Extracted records
......

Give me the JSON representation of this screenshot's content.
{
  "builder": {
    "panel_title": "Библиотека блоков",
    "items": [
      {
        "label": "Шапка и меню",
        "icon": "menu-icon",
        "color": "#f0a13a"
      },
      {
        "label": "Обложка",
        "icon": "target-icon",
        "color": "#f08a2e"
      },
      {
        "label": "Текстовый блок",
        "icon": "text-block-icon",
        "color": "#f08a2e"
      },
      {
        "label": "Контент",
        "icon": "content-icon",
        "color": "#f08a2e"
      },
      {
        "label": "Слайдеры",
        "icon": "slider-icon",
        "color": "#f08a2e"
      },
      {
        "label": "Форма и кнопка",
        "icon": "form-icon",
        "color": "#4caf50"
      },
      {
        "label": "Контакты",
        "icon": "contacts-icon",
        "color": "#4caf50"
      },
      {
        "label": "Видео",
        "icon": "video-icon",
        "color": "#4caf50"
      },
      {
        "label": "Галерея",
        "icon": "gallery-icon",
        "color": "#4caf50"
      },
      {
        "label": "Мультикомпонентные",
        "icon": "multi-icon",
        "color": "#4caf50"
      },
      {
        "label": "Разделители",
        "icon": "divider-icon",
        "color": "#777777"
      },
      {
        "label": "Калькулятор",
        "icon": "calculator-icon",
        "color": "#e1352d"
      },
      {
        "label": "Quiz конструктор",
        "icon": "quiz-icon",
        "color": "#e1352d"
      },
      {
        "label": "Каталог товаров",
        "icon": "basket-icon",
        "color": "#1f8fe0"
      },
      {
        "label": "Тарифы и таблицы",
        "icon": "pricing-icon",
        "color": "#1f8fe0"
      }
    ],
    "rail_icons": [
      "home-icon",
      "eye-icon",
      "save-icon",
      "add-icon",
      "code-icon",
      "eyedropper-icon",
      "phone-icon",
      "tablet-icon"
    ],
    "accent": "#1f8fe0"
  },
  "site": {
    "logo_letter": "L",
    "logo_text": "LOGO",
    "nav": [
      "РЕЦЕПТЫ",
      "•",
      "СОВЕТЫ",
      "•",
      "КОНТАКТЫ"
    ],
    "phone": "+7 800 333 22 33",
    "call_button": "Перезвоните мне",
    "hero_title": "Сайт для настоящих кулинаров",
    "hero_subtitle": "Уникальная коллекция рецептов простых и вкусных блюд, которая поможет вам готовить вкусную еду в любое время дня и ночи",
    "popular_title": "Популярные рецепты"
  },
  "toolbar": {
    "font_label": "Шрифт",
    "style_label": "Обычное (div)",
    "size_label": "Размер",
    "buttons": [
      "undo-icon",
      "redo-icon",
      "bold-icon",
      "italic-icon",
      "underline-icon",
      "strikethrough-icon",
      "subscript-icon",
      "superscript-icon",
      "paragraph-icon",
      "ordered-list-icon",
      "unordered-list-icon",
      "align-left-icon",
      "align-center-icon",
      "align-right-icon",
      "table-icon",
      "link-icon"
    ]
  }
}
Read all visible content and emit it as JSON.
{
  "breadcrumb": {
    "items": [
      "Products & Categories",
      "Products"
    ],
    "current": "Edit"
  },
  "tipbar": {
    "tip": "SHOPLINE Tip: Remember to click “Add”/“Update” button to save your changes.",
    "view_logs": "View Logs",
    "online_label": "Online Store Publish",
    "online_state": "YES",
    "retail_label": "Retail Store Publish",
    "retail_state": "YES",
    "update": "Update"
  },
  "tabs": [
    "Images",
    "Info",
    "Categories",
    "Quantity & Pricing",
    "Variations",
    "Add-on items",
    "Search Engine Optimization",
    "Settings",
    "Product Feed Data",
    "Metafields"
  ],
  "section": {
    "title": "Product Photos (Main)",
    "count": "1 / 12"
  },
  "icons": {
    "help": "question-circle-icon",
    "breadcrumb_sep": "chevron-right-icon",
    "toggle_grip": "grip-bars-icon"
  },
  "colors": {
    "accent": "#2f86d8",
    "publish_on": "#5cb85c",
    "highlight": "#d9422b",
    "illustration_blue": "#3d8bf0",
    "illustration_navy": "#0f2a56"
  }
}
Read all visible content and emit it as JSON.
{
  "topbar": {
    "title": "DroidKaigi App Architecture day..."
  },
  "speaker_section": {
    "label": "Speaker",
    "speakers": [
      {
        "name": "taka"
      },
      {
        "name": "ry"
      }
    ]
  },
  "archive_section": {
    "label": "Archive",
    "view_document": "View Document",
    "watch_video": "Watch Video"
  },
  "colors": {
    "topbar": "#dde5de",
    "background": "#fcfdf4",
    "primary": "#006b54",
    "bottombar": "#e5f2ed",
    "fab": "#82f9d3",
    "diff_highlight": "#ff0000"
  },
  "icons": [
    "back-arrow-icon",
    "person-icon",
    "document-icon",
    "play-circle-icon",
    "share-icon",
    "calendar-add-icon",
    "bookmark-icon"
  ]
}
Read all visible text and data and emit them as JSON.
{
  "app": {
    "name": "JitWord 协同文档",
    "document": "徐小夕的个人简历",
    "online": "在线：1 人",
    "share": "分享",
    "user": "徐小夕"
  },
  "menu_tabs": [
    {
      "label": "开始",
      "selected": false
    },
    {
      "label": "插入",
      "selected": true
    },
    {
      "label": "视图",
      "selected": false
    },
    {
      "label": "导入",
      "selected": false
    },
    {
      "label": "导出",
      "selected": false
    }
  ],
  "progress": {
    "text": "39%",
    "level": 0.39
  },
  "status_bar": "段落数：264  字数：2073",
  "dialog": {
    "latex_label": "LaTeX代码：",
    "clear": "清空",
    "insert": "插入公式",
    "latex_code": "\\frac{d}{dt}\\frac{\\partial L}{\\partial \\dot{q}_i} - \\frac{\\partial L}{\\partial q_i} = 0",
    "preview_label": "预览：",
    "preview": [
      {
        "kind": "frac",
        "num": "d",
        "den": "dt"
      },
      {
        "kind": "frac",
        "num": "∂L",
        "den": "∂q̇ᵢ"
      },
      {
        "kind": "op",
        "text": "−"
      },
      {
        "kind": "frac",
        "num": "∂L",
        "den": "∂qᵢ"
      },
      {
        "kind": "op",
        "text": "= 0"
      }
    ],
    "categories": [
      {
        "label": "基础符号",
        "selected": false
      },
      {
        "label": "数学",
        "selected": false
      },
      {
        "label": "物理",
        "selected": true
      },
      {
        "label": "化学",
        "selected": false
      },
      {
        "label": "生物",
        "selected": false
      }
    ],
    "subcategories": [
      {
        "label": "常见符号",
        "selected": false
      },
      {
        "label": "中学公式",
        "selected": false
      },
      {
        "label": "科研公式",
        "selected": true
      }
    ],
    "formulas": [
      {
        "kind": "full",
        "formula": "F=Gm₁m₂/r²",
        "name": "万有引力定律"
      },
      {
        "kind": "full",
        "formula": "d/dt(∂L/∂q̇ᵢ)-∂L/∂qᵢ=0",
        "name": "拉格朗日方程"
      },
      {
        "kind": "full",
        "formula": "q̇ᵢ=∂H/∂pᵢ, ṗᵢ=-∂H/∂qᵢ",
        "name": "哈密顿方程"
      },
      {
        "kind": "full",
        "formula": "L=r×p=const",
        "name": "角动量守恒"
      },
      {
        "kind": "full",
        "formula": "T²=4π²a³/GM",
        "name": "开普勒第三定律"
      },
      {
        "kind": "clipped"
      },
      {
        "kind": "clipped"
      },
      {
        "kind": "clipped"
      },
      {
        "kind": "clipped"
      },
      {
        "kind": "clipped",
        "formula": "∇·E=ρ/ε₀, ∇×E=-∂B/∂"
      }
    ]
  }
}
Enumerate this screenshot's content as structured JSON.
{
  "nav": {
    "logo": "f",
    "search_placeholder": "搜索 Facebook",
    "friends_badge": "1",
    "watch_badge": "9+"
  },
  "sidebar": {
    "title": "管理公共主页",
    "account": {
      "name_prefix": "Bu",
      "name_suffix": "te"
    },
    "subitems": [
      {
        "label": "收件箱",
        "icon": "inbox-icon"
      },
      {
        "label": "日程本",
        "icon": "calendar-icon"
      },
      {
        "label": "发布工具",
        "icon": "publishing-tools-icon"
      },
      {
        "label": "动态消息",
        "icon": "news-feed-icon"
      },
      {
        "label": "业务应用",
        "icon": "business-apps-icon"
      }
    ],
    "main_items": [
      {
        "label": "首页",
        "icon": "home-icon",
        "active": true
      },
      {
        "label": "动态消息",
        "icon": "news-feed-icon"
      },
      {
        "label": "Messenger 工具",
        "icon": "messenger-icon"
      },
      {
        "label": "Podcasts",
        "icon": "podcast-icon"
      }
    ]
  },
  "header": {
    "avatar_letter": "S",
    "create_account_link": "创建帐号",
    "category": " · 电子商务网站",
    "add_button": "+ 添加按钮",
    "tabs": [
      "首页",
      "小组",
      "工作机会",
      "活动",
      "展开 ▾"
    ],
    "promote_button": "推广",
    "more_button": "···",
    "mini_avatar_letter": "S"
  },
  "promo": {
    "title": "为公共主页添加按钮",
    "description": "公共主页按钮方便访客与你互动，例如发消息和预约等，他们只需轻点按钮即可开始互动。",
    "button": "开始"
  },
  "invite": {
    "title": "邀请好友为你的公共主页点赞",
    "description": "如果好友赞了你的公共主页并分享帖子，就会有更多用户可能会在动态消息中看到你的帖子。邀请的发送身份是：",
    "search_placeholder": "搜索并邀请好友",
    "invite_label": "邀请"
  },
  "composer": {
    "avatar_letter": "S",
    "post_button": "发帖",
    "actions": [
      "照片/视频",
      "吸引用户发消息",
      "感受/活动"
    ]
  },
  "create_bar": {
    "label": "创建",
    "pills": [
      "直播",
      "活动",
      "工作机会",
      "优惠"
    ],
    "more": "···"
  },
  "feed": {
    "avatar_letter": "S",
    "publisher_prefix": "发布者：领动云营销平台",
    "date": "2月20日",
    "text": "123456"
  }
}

......

### [GIVEN REQUEST]
Across the material above, count every line holding "right" and write down only the number.

### [SOLVED PROBLEM]
2